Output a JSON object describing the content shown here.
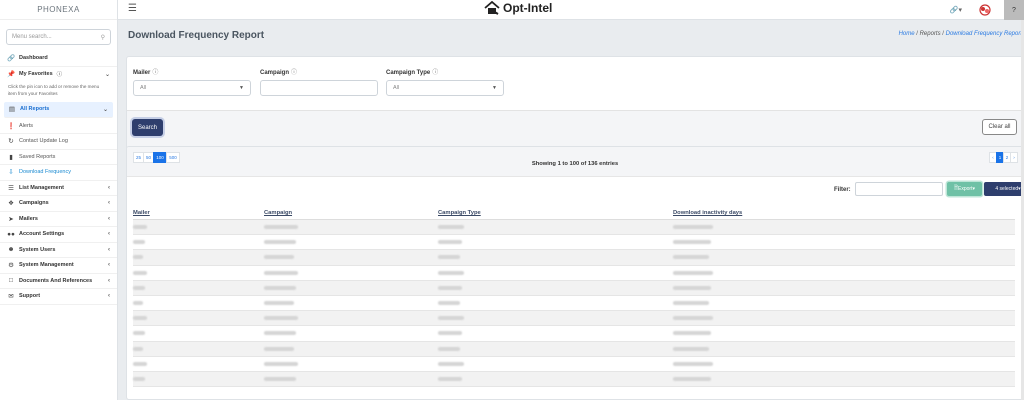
{
  "sidebar": {
    "brand": "PHONEXA",
    "search_placeholder": "Menu search...",
    "dashboard": "Dashboard",
    "favorites": "My Favorites",
    "favorites_note": "Click the pin icon to add or remove the menu item from your Favorites",
    "all_reports": "All Reports",
    "report_items": [
      "Alerts",
      "Contact Update Log",
      "Saved Reports",
      "Download Frequency"
    ],
    "groups": [
      "List Management",
      "Campaigns",
      "Mailers",
      "Account Settings",
      "System Users",
      "System Management",
      "Documents And References",
      "Support"
    ]
  },
  "topbar": {
    "logo_text": "Opt-Intel",
    "help": "?"
  },
  "page": {
    "title": "Download Frequency Report",
    "breadcrumb": {
      "home": "Home",
      "sep": "/",
      "reports": "Reports",
      "current": "Download Frequency Report"
    }
  },
  "filters": {
    "mailer_label": "Mailer",
    "mailer_value": "All",
    "campaign_label": "Campaign",
    "campaign_value": "",
    "campaign_type_label": "Campaign Type",
    "campaign_type_value": "All",
    "search_btn": "Search",
    "clear_btn": "Clear all"
  },
  "table_controls": {
    "page_lengths": [
      "25",
      "50",
      "100",
      "500"
    ],
    "active_length": "100",
    "info": "Showing 1 to 100 of 136 entries",
    "pager": [
      "‹",
      "1",
      "2",
      "›"
    ],
    "filter_label": "Filter:",
    "export_btn": "Export",
    "selected_btn": "4 selected"
  },
  "table": {
    "columns": [
      "Mailer",
      "Campaign",
      "Campaign Type",
      "Download inactivity days"
    ]
  },
  "colors": {
    "primary": "#2e3e6d",
    "active_blue": "#1a73e8",
    "export_green": "#6fc1a6"
  }
}
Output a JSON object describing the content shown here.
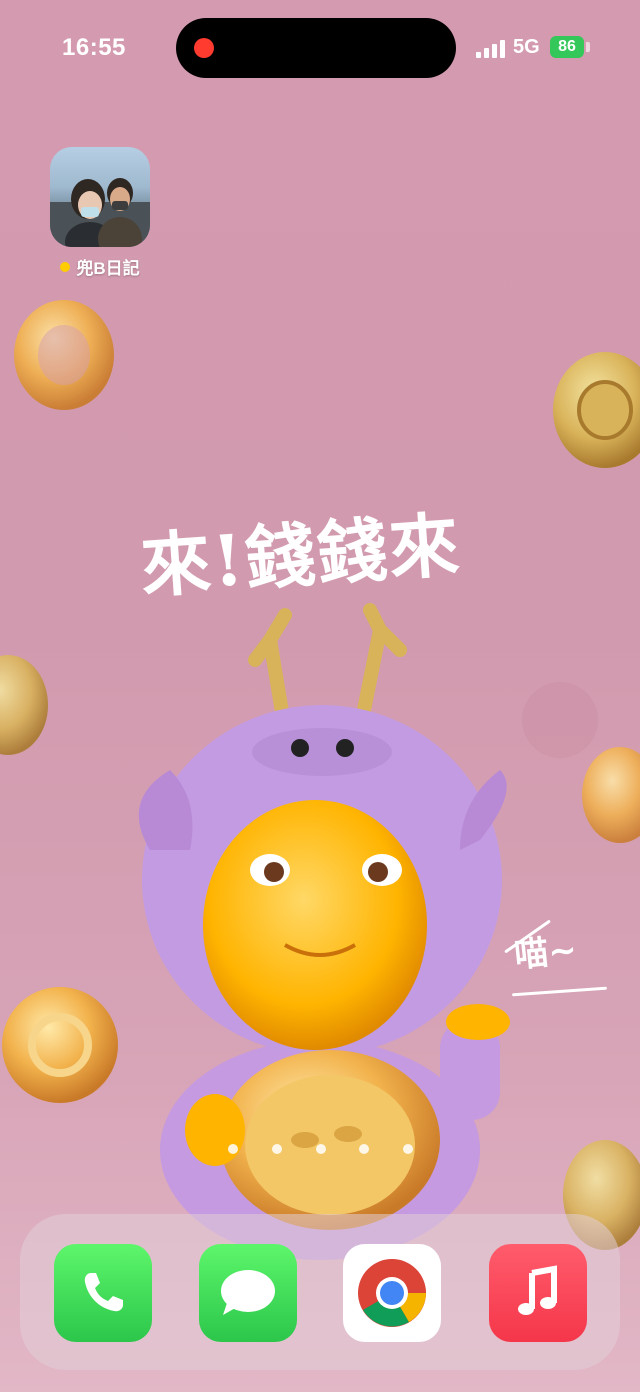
{
  "status_bar": {
    "time": "16:55",
    "network": "5G",
    "battery": "86",
    "recording_indicator": "red-dot",
    "colors": {
      "battery": "#34c759",
      "record": "#ff3b30"
    }
  },
  "home_apps": [
    {
      "label": "兜B日記",
      "icon": "photo-widget-icon",
      "status_dot_color": "#ffcc00"
    }
  ],
  "wallpaper": {
    "headline": "來!錢錢來",
    "side_text": "喵~"
  },
  "page_indicator": {
    "count": 5
  },
  "dock": [
    {
      "name": "Phone",
      "icon": "phone-icon"
    },
    {
      "name": "Messages",
      "icon": "messages-icon"
    },
    {
      "name": "Chrome",
      "icon": "chrome-icon"
    },
    {
      "name": "Music",
      "icon": "music-icon"
    }
  ]
}
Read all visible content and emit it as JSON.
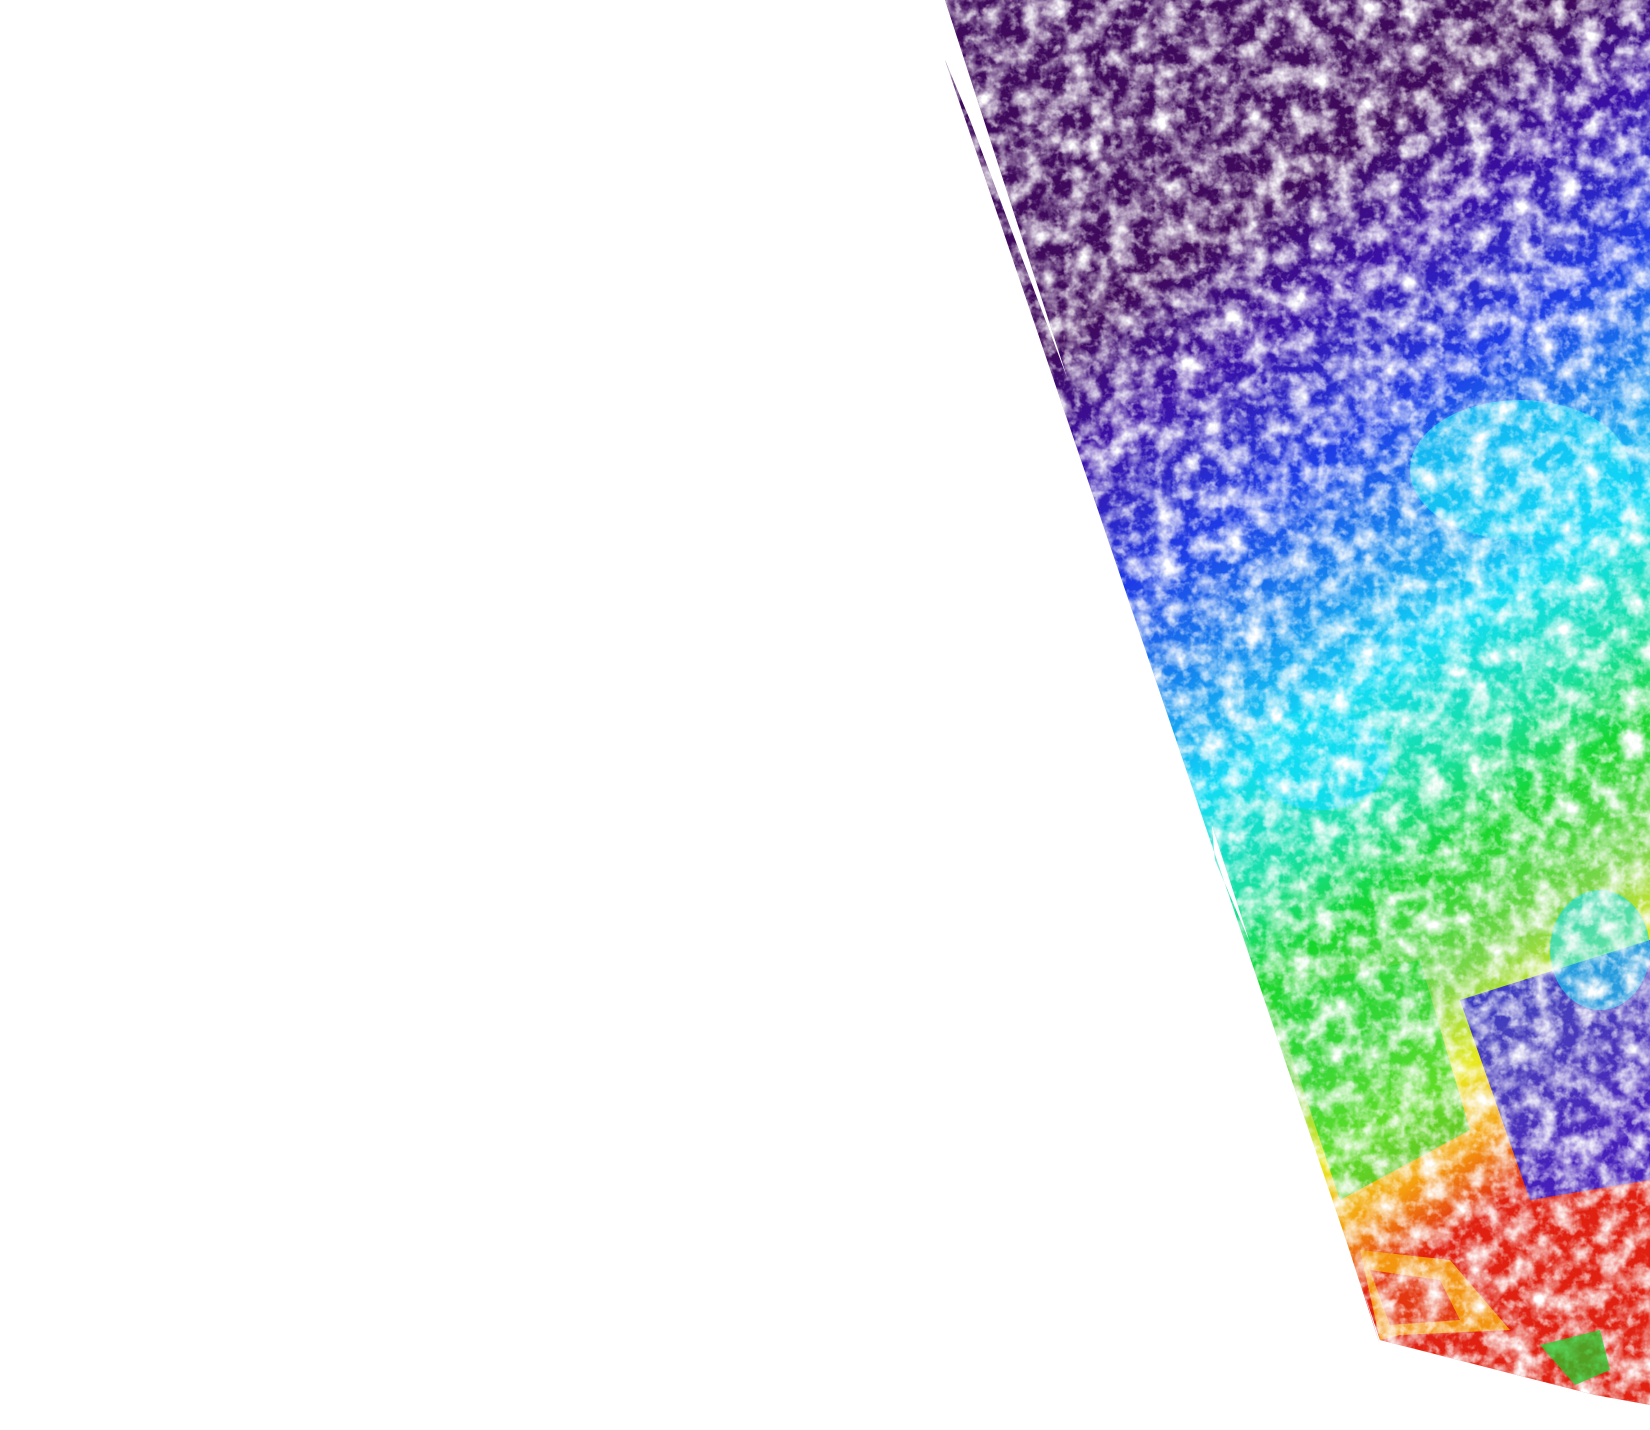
{
  "colors": {
    "background": "#ffffff",
    "no_data": "#ffffff",
    "palette": [
      "#3f0a5c",
      "#3a0fa6",
      "#1e3ce6",
      "#1490f0",
      "#12dcf5",
      "#18e0a0",
      "#16d62c",
      "#7cd64a",
      "#e8ea20",
      "#f5a010",
      "#e02010"
    ]
  },
  "legend": {
    "text": ""
  }
}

*Task requirements*: Retype every record above exactly as written, but leave out the pictures.

*Task solution*:
Output a JSON object describing the content shown here.
{
  "sidebar": {
    "brand": "PHONEXA",
    "search_placeholder": "Menu search...",
    "dashboard": "Dashboard",
    "favorites": "My Favorites",
    "favorites_note": "Click the pin icon to add or remove the menu item from your Favorites",
    "all_reports": "All Reports",
    "report_items": [
      "Alerts",
      "Contact Update Log",
      "Saved Reports",
      "Download Frequency"
    ],
    "groups": [
      "List Management",
      "Campaigns",
      "Mailers",
      "Account Settings",
      "System Users",
      "System Management",
      "Documents And References",
      "Support"
    ]
  },
  "topbar": {
    "logo_text": "Opt-Intel",
    "help": "?"
  },
  "page": {
    "title": "Download Frequency Report",
    "breadcrumb": {
      "home": "Home",
      "sep": "/",
      "reports": "Reports",
      "current": "Download Frequency Report"
    }
  },
  "filters": {
    "mailer_label": "Mailer",
    "mailer_value": "All",
    "campaign_label": "Campaign",
    "campaign_value": "",
    "campaign_type_label": "Campaign Type",
    "campaign_type_value": "All",
    "search_btn": "Search",
    "clear_btn": "Clear all"
  },
  "table_controls": {
    "page_lengths": [
      "25",
      "50",
      "100",
      "500"
    ],
    "active_length": "100",
    "info": "Showing 1 to 100 of 136 entries",
    "pager": [
      "‹",
      "1",
      "2",
      "›"
    ],
    "filter_label": "Filter:",
    "export_btn": "Export",
    "selected_btn": "4 selected"
  },
  "table": {
    "columns": [
      "Mailer",
      "Campaign",
      "Campaign Type",
      "Download inactivity days"
    ]
  },
  "colors": {
    "primary": "#2e3e6d",
    "active_blue": "#1a73e8",
    "export_green": "#6fc1a6"
  }
}
Output a JSON object describing the content shown here.
{
  "status_bar": {
    "time": "16:55",
    "network": "5G",
    "battery": "86",
    "recording_indicator": "red-dot",
    "colors": {
      "battery": "#34c759",
      "record": "#ff3b30"
    }
  },
  "home_apps": [
    {
      "label": "兜B日記",
      "icon": "photo-widget-icon",
      "status_dot_color": "#ffcc00"
    }
  ],
  "wallpaper": {
    "headline": "來!錢錢來",
    "side_text": "喵~"
  },
  "page_indicator": {
    "count": 5
  },
  "dock": [
    {
      "name": "Phone",
      "icon": "phone-icon"
    },
    {
      "name": "Messages",
      "icon": "messages-icon"
    },
    {
      "name": "Chrome",
      "icon": "chrome-icon"
    },
    {
      "name": "Music",
      "icon": "music-icon"
    }
  ]
}
Read all visible content and emit it as JSON.
{
  "colors": {
    "background": "#ffffff",
    "no_data": "#ffffff",
    "palette": [
      "#3f0a5c",
      "#3a0fa6",
      "#1e3ce6",
      "#1490f0",
      "#12dcf5",
      "#18e0a0",
      "#16d62c",
      "#7cd64a",
      "#e8ea20",
      "#f5a010",
      "#e02010"
    ]
  },
  "legend": {
    "text": ""
  }
}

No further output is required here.